§ WRITTEN PROBLEM
Take every line that has the string "KREISLAUFWIRTSCHAFT" and copy it out.

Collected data
● ● ● ● ●

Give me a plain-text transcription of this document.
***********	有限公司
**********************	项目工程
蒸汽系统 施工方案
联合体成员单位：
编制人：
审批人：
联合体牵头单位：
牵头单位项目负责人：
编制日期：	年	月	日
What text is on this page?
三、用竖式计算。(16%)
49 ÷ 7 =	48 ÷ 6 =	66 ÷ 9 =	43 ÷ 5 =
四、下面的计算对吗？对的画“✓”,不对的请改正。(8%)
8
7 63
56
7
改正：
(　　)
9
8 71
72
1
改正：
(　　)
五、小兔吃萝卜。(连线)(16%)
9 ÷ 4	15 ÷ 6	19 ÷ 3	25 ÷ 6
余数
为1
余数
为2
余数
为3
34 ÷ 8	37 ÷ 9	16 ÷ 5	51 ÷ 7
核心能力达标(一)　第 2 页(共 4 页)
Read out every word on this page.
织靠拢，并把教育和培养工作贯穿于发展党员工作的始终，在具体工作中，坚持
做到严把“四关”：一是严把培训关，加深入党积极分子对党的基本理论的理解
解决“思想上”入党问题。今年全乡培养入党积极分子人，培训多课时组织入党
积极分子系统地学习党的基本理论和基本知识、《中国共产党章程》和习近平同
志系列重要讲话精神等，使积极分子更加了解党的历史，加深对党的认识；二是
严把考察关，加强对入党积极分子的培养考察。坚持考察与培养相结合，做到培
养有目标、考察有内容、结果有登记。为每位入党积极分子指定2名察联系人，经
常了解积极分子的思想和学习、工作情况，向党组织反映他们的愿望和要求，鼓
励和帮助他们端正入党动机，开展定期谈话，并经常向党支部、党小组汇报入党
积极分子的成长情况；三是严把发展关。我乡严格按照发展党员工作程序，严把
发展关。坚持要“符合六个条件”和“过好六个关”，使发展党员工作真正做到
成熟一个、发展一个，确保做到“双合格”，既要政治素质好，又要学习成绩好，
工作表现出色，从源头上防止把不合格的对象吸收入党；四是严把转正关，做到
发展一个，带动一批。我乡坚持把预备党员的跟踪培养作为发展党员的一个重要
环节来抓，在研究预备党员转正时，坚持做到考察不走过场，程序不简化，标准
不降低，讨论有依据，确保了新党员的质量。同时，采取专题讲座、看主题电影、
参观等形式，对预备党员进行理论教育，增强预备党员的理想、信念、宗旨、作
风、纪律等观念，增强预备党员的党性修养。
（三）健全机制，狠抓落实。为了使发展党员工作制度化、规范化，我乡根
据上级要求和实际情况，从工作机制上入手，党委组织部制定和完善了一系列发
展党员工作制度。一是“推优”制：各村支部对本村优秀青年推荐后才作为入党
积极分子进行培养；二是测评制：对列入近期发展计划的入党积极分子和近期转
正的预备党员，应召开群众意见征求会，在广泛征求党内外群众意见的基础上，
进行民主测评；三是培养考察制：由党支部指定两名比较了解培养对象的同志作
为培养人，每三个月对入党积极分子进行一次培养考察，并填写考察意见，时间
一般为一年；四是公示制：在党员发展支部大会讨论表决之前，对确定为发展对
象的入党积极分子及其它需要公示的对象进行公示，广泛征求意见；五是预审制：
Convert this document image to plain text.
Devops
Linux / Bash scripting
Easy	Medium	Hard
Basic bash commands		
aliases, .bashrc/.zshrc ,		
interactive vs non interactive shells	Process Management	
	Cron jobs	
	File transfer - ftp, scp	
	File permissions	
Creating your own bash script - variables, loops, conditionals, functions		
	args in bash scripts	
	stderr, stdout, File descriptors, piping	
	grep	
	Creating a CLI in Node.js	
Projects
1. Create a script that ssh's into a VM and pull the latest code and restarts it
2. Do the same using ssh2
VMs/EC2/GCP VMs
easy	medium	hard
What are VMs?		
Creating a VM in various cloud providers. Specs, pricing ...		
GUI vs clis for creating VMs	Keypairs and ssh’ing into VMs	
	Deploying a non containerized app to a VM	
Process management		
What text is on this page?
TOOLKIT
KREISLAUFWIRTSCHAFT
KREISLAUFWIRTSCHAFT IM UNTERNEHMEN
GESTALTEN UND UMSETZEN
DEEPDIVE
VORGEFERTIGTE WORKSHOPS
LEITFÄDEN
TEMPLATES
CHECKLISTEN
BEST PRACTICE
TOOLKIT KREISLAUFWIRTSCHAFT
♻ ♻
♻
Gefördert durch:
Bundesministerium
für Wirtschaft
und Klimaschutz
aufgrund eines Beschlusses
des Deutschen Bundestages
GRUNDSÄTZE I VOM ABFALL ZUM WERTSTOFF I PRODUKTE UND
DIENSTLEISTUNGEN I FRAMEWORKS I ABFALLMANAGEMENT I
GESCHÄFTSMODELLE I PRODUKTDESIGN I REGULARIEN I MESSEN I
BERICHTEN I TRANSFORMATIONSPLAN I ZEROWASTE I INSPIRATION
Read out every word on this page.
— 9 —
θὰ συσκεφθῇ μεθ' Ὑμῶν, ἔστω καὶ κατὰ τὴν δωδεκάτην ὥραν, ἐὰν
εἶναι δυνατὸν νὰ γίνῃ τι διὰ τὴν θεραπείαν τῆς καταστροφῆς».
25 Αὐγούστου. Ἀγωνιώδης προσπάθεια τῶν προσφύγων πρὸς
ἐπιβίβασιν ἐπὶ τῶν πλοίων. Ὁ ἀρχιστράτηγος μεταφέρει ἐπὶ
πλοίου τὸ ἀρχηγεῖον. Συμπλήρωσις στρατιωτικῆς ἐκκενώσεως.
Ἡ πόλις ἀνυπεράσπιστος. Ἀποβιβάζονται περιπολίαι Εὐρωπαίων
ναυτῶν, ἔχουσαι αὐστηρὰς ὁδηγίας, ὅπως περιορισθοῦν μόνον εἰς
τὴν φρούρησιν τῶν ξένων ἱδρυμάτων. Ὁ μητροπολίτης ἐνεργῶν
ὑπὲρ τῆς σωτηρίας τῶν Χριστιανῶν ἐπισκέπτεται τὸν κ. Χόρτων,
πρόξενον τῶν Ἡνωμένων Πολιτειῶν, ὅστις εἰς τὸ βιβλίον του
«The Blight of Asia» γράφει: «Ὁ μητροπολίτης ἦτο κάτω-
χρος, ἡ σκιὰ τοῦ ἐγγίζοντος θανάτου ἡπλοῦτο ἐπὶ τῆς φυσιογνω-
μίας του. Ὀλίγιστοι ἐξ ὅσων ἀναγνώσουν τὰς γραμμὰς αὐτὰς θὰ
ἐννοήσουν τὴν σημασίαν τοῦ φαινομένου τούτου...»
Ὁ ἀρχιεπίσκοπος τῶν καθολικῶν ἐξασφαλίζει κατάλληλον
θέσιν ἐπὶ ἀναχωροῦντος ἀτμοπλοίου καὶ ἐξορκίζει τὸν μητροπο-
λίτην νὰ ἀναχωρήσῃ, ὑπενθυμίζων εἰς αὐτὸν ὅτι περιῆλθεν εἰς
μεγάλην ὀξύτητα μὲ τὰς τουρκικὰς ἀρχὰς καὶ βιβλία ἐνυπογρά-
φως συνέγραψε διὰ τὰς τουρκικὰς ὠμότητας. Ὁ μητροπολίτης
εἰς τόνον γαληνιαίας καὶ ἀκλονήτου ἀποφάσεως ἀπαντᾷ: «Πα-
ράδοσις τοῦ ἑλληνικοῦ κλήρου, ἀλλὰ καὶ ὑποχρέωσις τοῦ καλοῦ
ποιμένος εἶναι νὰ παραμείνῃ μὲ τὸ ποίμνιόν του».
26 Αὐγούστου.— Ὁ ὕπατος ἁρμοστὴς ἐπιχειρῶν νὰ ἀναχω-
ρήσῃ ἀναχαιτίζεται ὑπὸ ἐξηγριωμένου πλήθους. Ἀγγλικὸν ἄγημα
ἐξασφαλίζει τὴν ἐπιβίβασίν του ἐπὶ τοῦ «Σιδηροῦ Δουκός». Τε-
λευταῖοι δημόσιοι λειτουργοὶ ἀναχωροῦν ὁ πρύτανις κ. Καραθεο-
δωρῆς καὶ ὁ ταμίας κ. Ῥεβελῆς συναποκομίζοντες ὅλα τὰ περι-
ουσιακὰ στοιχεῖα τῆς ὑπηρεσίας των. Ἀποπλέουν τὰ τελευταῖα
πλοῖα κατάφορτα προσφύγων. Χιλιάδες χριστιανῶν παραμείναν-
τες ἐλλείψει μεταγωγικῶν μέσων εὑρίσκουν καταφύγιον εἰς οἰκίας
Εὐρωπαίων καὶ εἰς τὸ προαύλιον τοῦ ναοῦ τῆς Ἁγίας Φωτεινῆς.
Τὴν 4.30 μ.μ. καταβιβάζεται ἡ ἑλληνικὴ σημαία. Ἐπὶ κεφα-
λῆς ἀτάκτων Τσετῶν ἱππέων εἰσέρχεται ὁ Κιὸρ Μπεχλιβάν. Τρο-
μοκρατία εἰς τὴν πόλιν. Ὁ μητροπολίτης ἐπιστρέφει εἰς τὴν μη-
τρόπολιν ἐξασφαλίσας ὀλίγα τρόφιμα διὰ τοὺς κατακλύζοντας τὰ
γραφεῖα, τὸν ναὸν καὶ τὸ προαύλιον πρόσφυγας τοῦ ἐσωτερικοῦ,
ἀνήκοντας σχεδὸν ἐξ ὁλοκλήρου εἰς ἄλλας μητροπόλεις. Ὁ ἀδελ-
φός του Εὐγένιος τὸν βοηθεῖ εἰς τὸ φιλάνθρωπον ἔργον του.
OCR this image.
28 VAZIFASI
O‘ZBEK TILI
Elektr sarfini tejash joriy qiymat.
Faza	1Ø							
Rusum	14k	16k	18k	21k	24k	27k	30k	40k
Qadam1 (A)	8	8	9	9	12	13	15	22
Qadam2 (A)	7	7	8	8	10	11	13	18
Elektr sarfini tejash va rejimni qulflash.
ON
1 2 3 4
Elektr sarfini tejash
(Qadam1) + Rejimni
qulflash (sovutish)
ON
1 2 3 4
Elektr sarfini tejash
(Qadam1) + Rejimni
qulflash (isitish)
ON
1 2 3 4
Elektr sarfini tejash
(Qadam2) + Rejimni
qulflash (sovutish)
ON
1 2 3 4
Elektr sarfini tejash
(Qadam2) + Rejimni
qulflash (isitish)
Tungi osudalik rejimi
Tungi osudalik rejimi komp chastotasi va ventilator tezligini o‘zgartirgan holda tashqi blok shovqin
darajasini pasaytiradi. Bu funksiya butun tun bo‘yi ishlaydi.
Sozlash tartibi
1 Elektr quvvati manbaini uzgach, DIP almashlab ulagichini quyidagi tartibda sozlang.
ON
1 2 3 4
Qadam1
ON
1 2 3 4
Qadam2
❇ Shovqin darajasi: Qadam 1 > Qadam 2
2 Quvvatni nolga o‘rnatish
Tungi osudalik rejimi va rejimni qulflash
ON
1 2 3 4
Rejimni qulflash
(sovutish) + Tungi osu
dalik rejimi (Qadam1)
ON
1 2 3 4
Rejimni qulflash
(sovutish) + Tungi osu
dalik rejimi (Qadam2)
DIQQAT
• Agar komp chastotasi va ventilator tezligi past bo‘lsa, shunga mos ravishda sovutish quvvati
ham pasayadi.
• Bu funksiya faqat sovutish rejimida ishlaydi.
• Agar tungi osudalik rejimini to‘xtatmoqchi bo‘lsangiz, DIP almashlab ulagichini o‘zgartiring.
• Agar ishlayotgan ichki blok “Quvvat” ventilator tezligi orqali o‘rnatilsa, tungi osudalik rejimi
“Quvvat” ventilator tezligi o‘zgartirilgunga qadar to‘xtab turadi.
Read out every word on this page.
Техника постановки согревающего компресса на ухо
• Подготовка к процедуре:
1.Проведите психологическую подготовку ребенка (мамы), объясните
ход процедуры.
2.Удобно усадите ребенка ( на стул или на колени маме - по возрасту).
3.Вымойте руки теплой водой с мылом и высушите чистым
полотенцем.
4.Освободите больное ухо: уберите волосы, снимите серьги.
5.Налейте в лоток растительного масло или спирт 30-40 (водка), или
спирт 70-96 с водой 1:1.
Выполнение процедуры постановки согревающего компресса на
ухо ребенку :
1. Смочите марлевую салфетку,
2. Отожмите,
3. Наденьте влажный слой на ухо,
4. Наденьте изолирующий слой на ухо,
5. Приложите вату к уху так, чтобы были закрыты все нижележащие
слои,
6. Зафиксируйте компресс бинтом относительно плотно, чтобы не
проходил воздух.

● ● ● ● ●

§ ANSWER TO THIS PROBLEM
KREISLAUFWIRTSCHAFT
KREISLAUFWIRTSCHAFT IM UNTERNEHMEN
TOOLKIT KREISLAUFWIRTSCHAFT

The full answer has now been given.